----- EXERCISE MATERIAL -----

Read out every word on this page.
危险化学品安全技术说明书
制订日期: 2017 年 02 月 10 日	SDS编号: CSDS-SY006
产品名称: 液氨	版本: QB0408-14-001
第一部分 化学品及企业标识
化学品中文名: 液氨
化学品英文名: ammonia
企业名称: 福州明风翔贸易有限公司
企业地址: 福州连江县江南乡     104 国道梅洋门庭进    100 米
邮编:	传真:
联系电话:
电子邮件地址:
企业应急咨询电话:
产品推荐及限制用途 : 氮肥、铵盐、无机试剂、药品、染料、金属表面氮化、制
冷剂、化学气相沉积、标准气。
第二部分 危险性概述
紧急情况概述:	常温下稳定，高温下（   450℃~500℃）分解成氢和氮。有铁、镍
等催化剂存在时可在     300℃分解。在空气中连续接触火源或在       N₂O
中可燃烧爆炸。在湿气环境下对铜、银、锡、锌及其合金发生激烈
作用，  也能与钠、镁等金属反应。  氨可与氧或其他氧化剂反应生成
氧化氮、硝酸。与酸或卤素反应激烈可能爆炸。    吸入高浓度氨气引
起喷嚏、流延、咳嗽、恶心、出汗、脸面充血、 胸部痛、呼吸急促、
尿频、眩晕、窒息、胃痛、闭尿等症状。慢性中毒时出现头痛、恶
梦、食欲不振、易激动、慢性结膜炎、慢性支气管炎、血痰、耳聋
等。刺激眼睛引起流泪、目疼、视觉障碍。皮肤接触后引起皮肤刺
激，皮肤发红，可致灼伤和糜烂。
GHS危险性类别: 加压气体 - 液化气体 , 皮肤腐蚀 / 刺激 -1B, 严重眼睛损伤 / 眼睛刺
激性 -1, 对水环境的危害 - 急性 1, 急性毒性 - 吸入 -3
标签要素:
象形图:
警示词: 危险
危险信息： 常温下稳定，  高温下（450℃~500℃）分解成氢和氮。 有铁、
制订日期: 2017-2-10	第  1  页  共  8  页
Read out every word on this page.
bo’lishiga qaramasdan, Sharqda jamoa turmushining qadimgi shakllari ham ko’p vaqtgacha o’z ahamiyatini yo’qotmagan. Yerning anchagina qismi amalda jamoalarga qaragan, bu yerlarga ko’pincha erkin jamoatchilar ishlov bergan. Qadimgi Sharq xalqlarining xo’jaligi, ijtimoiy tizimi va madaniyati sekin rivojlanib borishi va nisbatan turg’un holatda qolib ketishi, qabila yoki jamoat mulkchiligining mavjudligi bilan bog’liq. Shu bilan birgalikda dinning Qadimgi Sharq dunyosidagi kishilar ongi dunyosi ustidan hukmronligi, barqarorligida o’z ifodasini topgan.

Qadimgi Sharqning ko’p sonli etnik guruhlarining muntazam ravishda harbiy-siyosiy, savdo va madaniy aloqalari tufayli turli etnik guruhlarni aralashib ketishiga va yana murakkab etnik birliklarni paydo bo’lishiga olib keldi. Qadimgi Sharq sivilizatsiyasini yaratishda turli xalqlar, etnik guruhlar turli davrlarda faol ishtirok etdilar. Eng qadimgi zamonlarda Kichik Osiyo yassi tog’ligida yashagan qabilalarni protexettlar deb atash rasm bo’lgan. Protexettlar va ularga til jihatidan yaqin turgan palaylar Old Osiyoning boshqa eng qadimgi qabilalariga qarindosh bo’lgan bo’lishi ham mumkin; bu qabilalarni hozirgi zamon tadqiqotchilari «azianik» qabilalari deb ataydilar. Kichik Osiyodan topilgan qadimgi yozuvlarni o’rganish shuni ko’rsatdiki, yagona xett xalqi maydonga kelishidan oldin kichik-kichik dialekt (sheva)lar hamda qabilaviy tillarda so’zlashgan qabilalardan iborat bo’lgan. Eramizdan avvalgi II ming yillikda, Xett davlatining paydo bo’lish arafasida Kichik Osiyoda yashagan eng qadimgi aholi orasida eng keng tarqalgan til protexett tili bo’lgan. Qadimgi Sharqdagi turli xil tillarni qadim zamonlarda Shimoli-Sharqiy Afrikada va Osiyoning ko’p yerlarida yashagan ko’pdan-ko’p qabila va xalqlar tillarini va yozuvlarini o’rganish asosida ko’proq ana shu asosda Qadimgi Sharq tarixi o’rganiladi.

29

-----

The word "分解成氢和氮" may appear on some lines. Report how many lines hold it, giving the number alone.

# [FULL ANSWER]
2